* [What you should do]
Copy each line that contains the word "document".
+ + + + +
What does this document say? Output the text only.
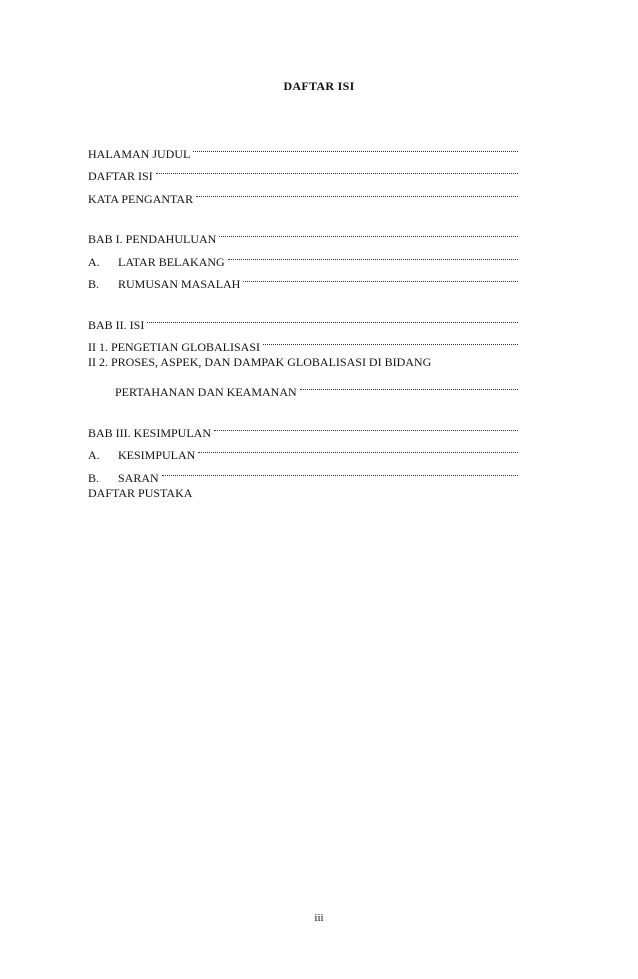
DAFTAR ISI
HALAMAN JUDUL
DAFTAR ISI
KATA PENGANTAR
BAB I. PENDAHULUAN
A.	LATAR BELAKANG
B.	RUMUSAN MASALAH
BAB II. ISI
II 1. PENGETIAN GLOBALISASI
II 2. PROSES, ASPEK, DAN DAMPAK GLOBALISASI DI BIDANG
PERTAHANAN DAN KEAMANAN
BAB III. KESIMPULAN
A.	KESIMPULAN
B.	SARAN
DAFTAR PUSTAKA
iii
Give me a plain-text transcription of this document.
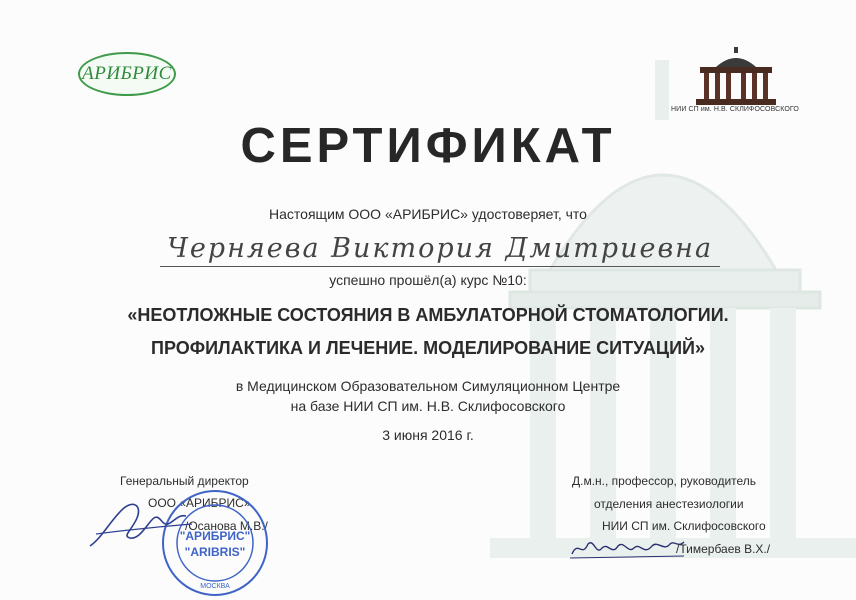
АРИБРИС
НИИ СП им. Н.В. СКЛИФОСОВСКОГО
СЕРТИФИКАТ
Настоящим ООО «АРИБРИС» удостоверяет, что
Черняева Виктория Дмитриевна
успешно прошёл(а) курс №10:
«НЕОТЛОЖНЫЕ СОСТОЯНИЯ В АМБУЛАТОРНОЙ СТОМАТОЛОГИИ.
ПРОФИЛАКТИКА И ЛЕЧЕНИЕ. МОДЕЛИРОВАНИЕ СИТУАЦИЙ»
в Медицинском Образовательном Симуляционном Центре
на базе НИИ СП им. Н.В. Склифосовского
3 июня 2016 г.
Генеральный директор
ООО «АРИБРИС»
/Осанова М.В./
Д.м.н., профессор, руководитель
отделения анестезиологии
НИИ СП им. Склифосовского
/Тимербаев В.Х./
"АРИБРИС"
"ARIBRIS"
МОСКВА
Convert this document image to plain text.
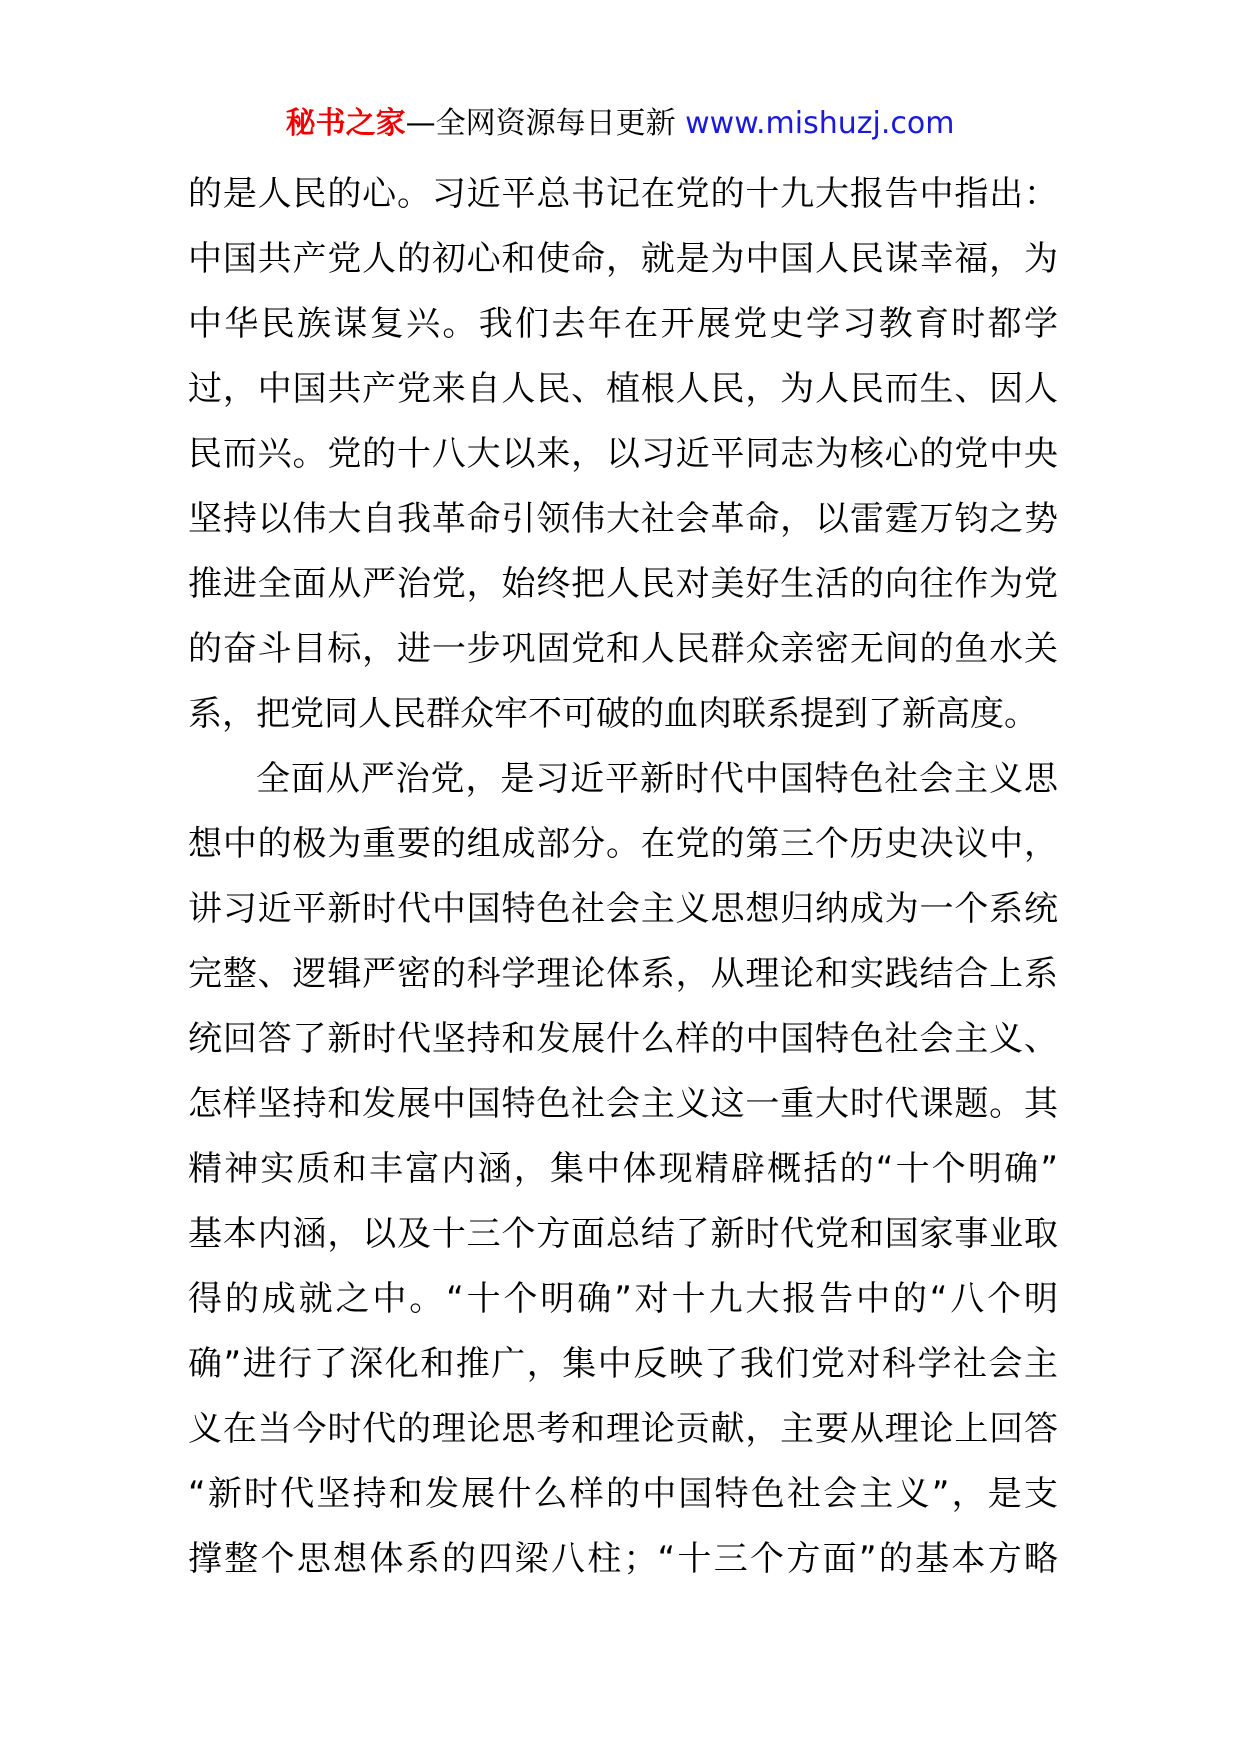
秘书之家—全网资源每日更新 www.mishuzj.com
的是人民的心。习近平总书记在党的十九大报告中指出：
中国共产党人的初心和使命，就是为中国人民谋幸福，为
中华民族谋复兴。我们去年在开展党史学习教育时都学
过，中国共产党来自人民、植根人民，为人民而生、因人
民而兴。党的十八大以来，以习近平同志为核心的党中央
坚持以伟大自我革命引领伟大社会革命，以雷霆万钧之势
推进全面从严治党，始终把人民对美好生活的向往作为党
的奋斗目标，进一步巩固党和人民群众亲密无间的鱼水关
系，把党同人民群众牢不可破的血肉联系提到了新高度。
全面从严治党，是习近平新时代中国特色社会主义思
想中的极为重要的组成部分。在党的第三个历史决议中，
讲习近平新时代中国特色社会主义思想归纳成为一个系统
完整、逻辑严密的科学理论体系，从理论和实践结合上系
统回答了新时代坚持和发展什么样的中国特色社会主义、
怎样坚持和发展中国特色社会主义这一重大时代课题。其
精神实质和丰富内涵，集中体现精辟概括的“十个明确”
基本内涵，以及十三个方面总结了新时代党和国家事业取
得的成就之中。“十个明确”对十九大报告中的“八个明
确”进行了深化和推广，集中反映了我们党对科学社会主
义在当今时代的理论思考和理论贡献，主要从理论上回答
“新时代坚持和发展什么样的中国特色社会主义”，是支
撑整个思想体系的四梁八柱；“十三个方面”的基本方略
+ + + + +
* [The completed task]
What does this document say? Output the text only.
Give me a plain-text transcription of this document.
Convert this document image to plain text.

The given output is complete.